[Collection entries]
━━━━━━━━━━━━━━━━━━━━━━━━━━━━━━

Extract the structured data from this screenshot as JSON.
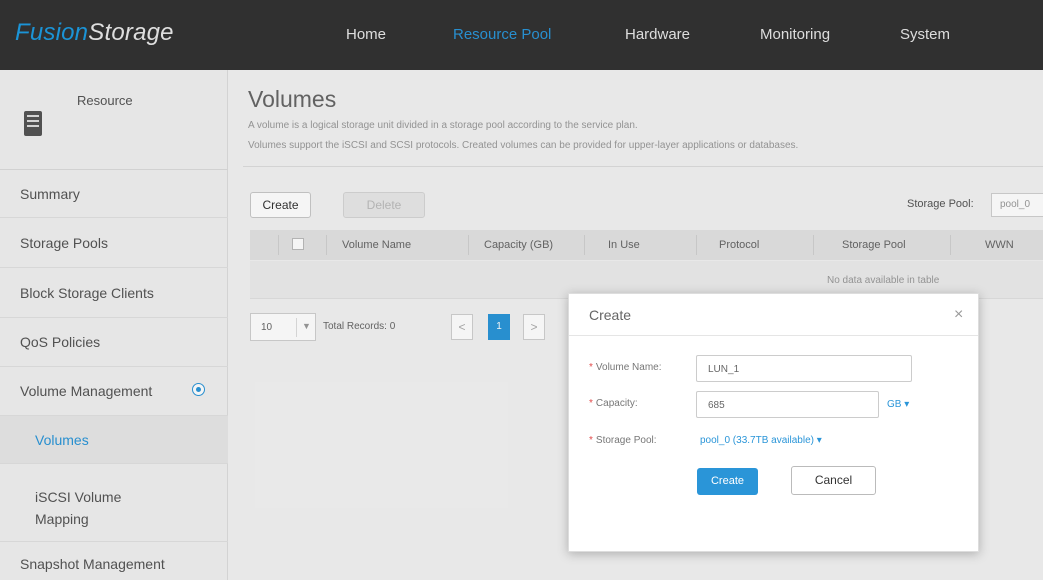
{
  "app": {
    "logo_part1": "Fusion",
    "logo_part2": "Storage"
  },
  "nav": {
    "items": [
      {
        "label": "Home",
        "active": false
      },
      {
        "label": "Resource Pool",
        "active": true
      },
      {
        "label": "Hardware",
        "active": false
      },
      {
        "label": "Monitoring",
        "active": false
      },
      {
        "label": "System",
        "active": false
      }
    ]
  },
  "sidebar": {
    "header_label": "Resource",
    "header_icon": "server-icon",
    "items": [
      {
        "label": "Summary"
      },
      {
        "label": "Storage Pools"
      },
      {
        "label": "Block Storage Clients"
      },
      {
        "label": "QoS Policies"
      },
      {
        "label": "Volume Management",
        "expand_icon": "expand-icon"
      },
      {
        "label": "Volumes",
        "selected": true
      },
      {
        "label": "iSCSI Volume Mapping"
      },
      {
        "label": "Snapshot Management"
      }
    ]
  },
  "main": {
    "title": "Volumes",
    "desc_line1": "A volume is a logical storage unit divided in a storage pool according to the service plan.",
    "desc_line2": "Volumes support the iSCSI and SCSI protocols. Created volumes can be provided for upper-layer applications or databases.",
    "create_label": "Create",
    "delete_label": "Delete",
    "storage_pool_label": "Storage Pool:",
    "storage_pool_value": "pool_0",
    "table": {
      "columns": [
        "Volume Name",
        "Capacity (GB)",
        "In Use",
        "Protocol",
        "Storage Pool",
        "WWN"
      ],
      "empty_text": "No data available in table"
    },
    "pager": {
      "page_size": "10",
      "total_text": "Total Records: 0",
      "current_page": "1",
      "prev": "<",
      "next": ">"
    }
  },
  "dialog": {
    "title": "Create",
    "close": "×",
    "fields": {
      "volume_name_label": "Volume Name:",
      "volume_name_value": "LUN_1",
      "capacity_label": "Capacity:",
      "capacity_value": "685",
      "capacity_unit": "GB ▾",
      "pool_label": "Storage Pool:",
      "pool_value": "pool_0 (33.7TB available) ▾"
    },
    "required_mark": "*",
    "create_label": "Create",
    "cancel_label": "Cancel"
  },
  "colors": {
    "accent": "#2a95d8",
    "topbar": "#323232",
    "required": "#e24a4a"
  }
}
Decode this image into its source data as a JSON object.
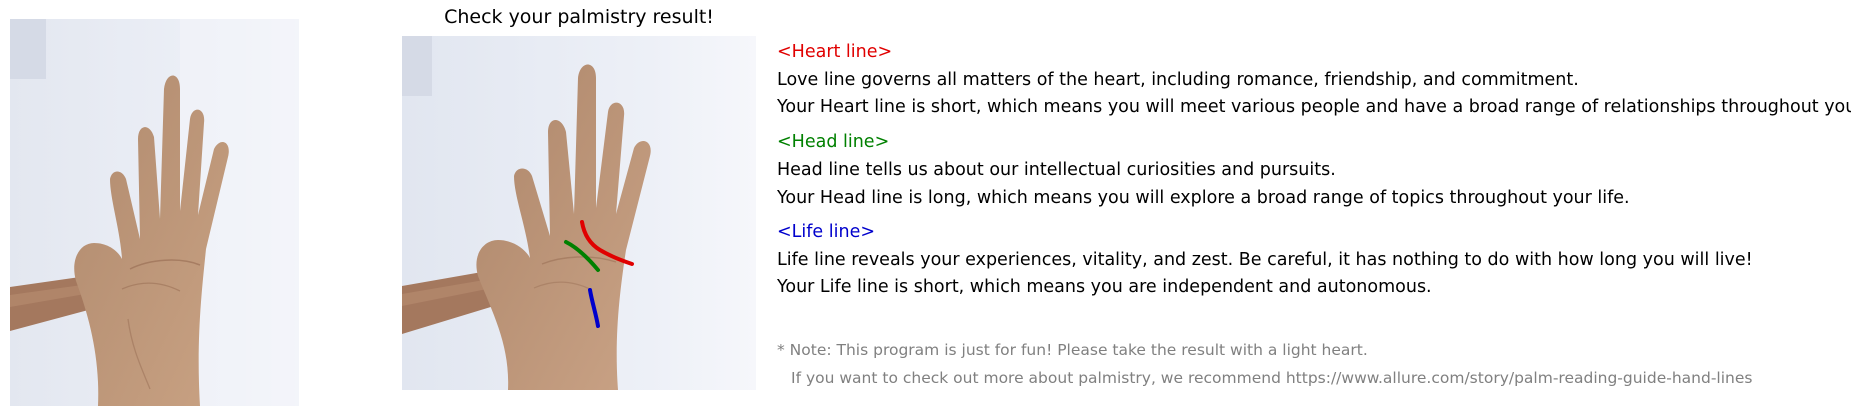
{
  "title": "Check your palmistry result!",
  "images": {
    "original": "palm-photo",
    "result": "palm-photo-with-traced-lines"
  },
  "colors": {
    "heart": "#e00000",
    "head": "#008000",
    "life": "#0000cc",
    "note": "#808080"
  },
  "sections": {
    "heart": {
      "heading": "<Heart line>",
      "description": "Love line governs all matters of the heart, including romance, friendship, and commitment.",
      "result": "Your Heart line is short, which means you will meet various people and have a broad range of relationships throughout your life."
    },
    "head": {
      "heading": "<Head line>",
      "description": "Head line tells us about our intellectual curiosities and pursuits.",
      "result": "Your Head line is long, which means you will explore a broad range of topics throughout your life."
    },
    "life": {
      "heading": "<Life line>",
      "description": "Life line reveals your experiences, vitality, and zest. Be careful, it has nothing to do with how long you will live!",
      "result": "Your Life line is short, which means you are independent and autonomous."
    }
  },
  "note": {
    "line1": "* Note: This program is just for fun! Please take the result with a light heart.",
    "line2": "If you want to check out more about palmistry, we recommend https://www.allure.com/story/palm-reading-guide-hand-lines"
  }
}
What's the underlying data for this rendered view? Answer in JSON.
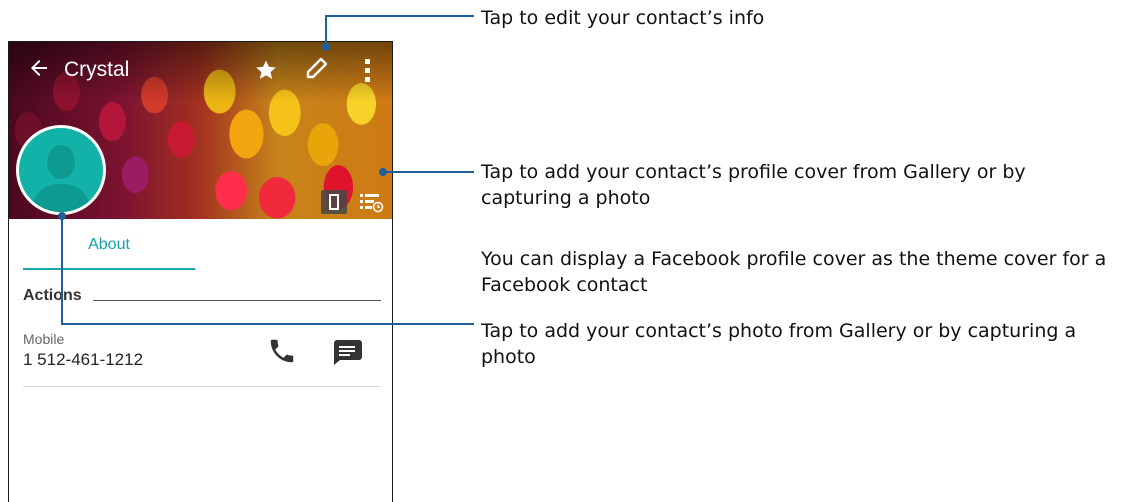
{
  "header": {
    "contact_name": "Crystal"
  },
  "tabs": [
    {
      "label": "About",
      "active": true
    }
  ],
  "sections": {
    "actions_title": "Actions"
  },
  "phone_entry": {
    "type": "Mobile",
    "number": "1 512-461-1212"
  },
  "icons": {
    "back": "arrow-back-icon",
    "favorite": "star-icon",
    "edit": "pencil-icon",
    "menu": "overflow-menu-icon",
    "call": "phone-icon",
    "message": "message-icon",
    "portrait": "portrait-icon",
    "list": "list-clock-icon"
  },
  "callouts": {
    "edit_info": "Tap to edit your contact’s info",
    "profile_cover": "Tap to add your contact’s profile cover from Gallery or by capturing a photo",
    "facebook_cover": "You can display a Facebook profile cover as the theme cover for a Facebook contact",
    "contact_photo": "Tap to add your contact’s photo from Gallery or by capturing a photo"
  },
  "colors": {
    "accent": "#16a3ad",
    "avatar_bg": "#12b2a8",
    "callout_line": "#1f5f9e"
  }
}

━━━━━━━━━━━━━━━━━━━━━━━━━━━━━━

- _WHAT TO PRODUCE_: Working from the material above, transcribe it exactly while omitting pictures.

- _EXERCISE ANSWER_:
Extract the structured data from this screenshot as JSON.
{
  "app": {
    "logo_part1": "Fusion",
    "logo_part2": "Storage"
  },
  "nav": {
    "items": [
      {
        "label": "Home",
        "active": false
      },
      {
        "label": "Resource Pool",
        "active": true
      },
      {
        "label": "Hardware",
        "active": false
      },
      {
        "label": "Monitoring",
        "active": false
      },
      {
        "label": "System",
        "active": false
      }
    ]
  },
  "sidebar": {
    "header_label": "Resource",
    "header_icon": "server-icon",
    "items": [
      {
        "label": "Summary"
      },
      {
        "label": "Storage Pools"
      },
      {
        "label": "Block Storage Clients"
      },
      {
        "label": "QoS Policies"
      },
      {
        "label": "Volume Management",
        "expand_icon": "expand-icon"
      },
      {
        "label": "Volumes",
        "selected": true
      },
      {
        "label": "iSCSI Volume Mapping"
      },
      {
        "label": "Snapshot Management"
      }
    ]
  },
  "main": {
    "title": "Volumes",
    "desc_line1": "A volume is a logical storage unit divided in a storage pool according to the service plan.",
    "desc_line2": "Volumes support the iSCSI and SCSI protocols. Created volumes can be provided for upper-layer applications or databases.",
    "create_label": "Create",
    "delete_label": "Delete",
    "storage_pool_label": "Storage Pool:",
    "storage_pool_value": "pool_0",
    "table": {
      "columns": [
        "Volume Name",
        "Capacity (GB)",
        "In Use",
        "Protocol",
        "Storage Pool",
        "WWN"
      ],
      "empty_text": "No data available in table"
    },
    "pager": {
      "page_size": "10",
      "total_text": "Total Records: 0",
      "current_page": "1",
      "prev": "<",
      "next": ">"
    }
  },
  "dialog": {
    "title": "Create",
    "close": "×",
    "fields": {
      "volume_name_label": "Volume Name:",
      "volume_name_value": "LUN_1",
      "capacity_label": "Capacity:",
      "capacity_value": "685",
      "capacity_unit": "GB ▾",
      "pool_label": "Storage Pool:",
      "pool_value": "pool_0 (33.7TB available) ▾"
    },
    "required_mark": "*",
    "create_label": "Create",
    "cancel_label": "Cancel"
  },
  "colors": {
    "accent": "#2a95d8",
    "topbar": "#323232",
    "required": "#e24a4a"
  }
}
Decode this image into its source data as a JSON object.
{
  "title": "Check your palmistry result!",
  "images": {
    "original": "palm-photo",
    "result": "palm-photo-with-traced-lines"
  },
  "colors": {
    "heart": "#e00000",
    "head": "#008000",
    "life": "#0000cc",
    "note": "#808080"
  },
  "sections": {
    "heart": {
      "heading": "<Heart line>",
      "description": "Love line governs all matters of the heart, including romance, friendship, and commitment.",
      "result": "Your Heart line is short, which means you will meet various people and have a broad range of relationships throughout your life."
    },
    "head": {
      "heading": "<Head line>",
      "description": "Head line tells us about our intellectual curiosities and pursuits.",
      "result": "Your Head line is long, which means you will explore a broad range of topics throughout your life."
    },
    "life": {
      "heading": "<Life line>",
      "description": "Life line reveals your experiences, vitality, and zest. Be careful, it has nothing to do with how long you will live!",
      "result": "Your Life line is short, which means you are independent and autonomous."
    }
  },
  "note": {
    "line1": "* Note: This program is just for fun! Please take the result with a light heart.",
    "line2": "If you want to check out more about palmistry, we recommend https://www.allure.com/story/palm-reading-guide-hand-lines"
  }
}
What's the underlying data for this rendered view? Answer in JSON.
{
  "header": {
    "contact_name": "Crystal"
  },
  "tabs": [
    {
      "label": "About",
      "active": true
    }
  ],
  "sections": {
    "actions_title": "Actions"
  },
  "phone_entry": {
    "type": "Mobile",
    "number": "1 512-461-1212"
  },
  "icons": {
    "back": "arrow-back-icon",
    "favorite": "star-icon",
    "edit": "pencil-icon",
    "menu": "overflow-menu-icon",
    "call": "phone-icon",
    "message": "message-icon",
    "portrait": "portrait-icon",
    "list": "list-clock-icon"
  },
  "callouts": {
    "edit_info": "Tap to edit your contact’s info",
    "profile_cover": "Tap to add your contact’s profile cover from Gallery or by capturing a photo",
    "facebook_cover": "You can display a Facebook profile cover as the theme cover for a Facebook contact",
    "contact_photo": "Tap to add your contact’s photo from Gallery or by capturing a photo"
  },
  "colors": {
    "accent": "#16a3ad",
    "avatar_bg": "#12b2a8",
    "callout_line": "#1f5f9e"
  }
}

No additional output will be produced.